_RECORDS SHOWN_:
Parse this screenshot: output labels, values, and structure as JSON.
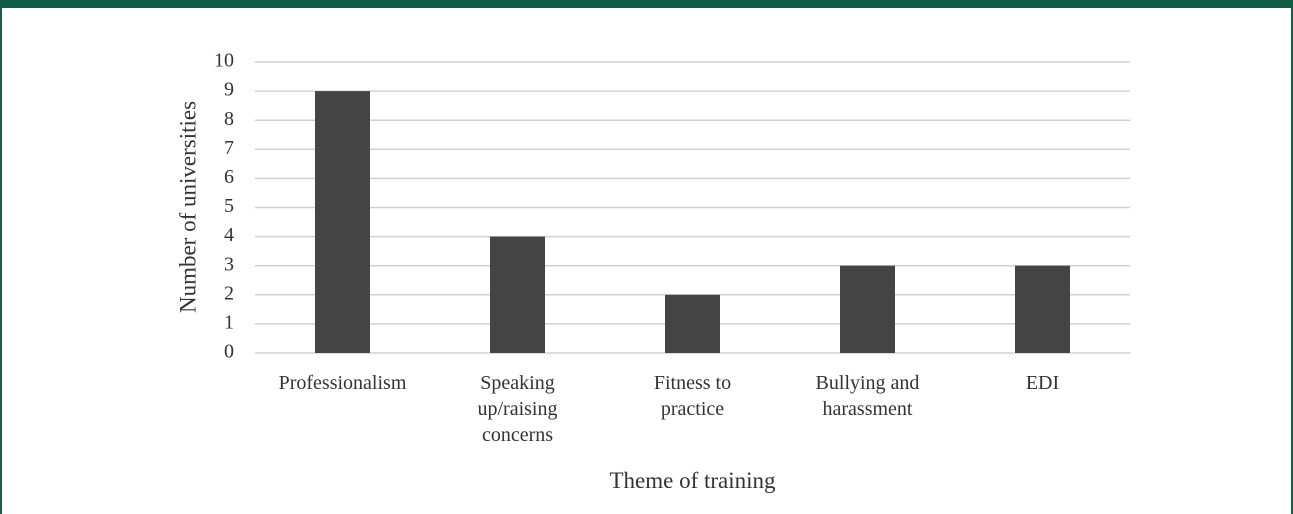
{
  "chart_data": {
    "type": "bar",
    "x_label": "Theme of training",
    "y_label": "Number of universities",
    "categories": [
      "Professionalism",
      "Speaking up/raising concerns",
      "Fitness to practice",
      "Bullying and harassment",
      "EDI"
    ],
    "values": [
      9,
      4,
      2,
      3,
      3
    ],
    "color": "#444444",
    "ylim": [
      0,
      10
    ],
    "yticks": [
      0,
      1,
      2,
      3,
      4,
      5,
      6,
      7,
      8,
      9,
      10
    ],
    "grid": true
  }
}
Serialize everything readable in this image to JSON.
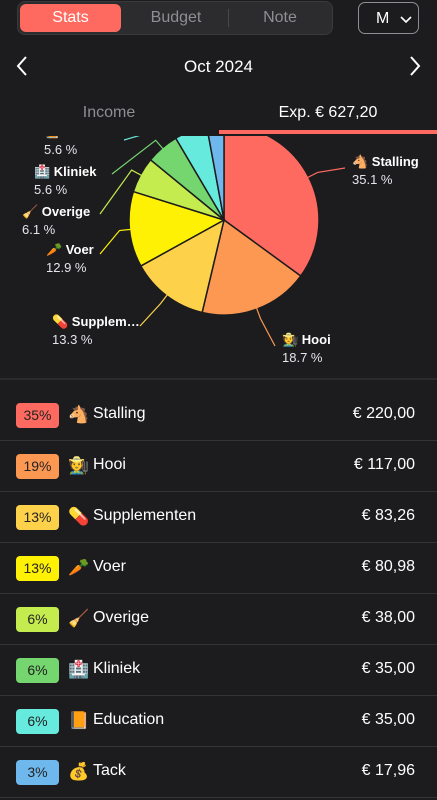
{
  "header": {
    "tabs": [
      "Stats",
      "Budget",
      "Note"
    ],
    "active_tab": "Stats",
    "period": "M"
  },
  "month": {
    "label": "Oct 2024"
  },
  "type_tabs": {
    "income": "Income",
    "expense": "Exp. € 627,20"
  },
  "colors": {
    "accent": "#fe6a5f",
    "background": "#1c1c1e"
  },
  "chart_data": {
    "type": "pie",
    "slices": [
      {
        "label": "Stalling",
        "icon": "🐴",
        "percent": 35.1,
        "percent_label": "35.1 %",
        "color": "#fe6a5f"
      },
      {
        "label": "Hooi",
        "icon": "🧑‍🌾",
        "percent": 18.7,
        "percent_label": "18.7 %",
        "color": "#fd9852"
      },
      {
        "label": "Supplem…",
        "icon": "💊",
        "percent": 13.3,
        "percent_label": "13.3 %",
        "color": "#fed14a"
      },
      {
        "label": "Voer",
        "icon": "🥕",
        "percent": 12.9,
        "percent_label": "12.9 %",
        "color": "#fef104"
      },
      {
        "label": "Overige",
        "icon": "🧹",
        "percent": 6.1,
        "percent_label": "6.1 %",
        "color": "#c5ec4f"
      },
      {
        "label": "Kliniek",
        "icon": "🏥",
        "percent": 5.6,
        "percent_label": "5.6 %",
        "color": "#75d56f"
      },
      {
        "label": "Educati…",
        "icon": "📙",
        "percent": 5.6,
        "percent_label": "5.6 %",
        "color": "#66eadd"
      },
      {
        "label": "Tack",
        "icon": "💰",
        "percent": 2.9,
        "percent_label": "",
        "color": "#6fb8ed"
      }
    ]
  },
  "categories": [
    {
      "percent": "35%",
      "icon": "🐴",
      "name": "Stalling",
      "amount": "€ 220,00",
      "color": "#fe6a5f"
    },
    {
      "percent": "19%",
      "icon": "🧑‍🌾",
      "name": "Hooi",
      "amount": "€ 117,00",
      "color": "#fd9852"
    },
    {
      "percent": "13%",
      "icon": "💊",
      "name": "Supplementen",
      "amount": "€ 83,26",
      "color": "#fed14a"
    },
    {
      "percent": "13%",
      "icon": "🥕",
      "name": "Voer",
      "amount": "€ 80,98",
      "color": "#fef104"
    },
    {
      "percent": "6%",
      "icon": "🧹",
      "name": "Overige",
      "amount": "€ 38,00",
      "color": "#c5ec4f"
    },
    {
      "percent": "6%",
      "icon": "🏥",
      "name": "Kliniek",
      "amount": "€ 35,00",
      "color": "#75d56f"
    },
    {
      "percent": "6%",
      "icon": "📙",
      "name": "Education",
      "amount": "€ 35,00",
      "color": "#66eadd"
    },
    {
      "percent": "3%",
      "icon": "💰",
      "name": "Tack",
      "amount": "€ 17,96",
      "color": "#6fb8ed"
    }
  ]
}
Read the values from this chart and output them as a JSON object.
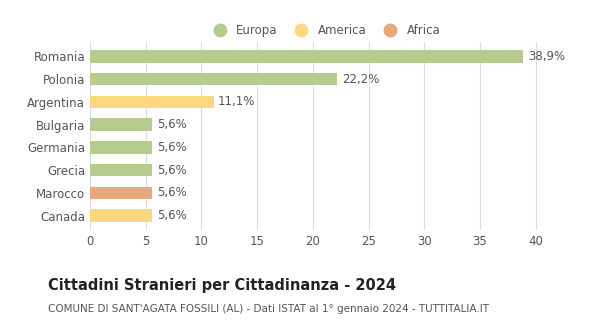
{
  "categories": [
    "Romania",
    "Polonia",
    "Argentina",
    "Bulgaria",
    "Germania",
    "Grecia",
    "Marocco",
    "Canada"
  ],
  "values": [
    38.9,
    22.2,
    11.1,
    5.6,
    5.6,
    5.6,
    5.6,
    5.6
  ],
  "labels": [
    "38,9%",
    "22,2%",
    "11,1%",
    "5,6%",
    "5,6%",
    "5,6%",
    "5,6%",
    "5,6%"
  ],
  "colors": [
    "#b5cc8e",
    "#b5cc8e",
    "#fdd87e",
    "#b5cc8e",
    "#b5cc8e",
    "#b5cc8e",
    "#e8a87c",
    "#fdd87e"
  ],
  "legend_labels": [
    "Europa",
    "America",
    "Africa"
  ],
  "legend_colors": [
    "#b5cc8e",
    "#fdd87e",
    "#e8a87c"
  ],
  "title": "Cittadini Stranieri per Cittadinanza - 2024",
  "subtitle": "COMUNE DI SANT'AGATA FOSSILI (AL) - Dati ISTAT al 1° gennaio 2024 - TUTTITALIA.IT",
  "xlim": [
    0,
    42
  ],
  "xticks": [
    0,
    5,
    10,
    15,
    20,
    25,
    30,
    35,
    40
  ],
  "background_color": "#ffffff",
  "grid_color": "#dddddd",
  "bar_height": 0.55,
  "label_fontsize": 8.5,
  "tick_fontsize": 8.5,
  "title_fontsize": 10.5,
  "subtitle_fontsize": 7.5
}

_EXERCISE REQUIREMENTS_: Using the listing above, return all lines where the word "amount" occurs.

_SOLUTION BELOW_:
      "amount": "€ 220,00",
      "amount": "€ 117,00",
      "amount": "€ 83,26",
      "amount": "€ 80,98",
      "amount": "€ 38,00",
      "amount": "€ 35,00",
      "amount": "€ 35,00",
      "amount": "€ 17,96",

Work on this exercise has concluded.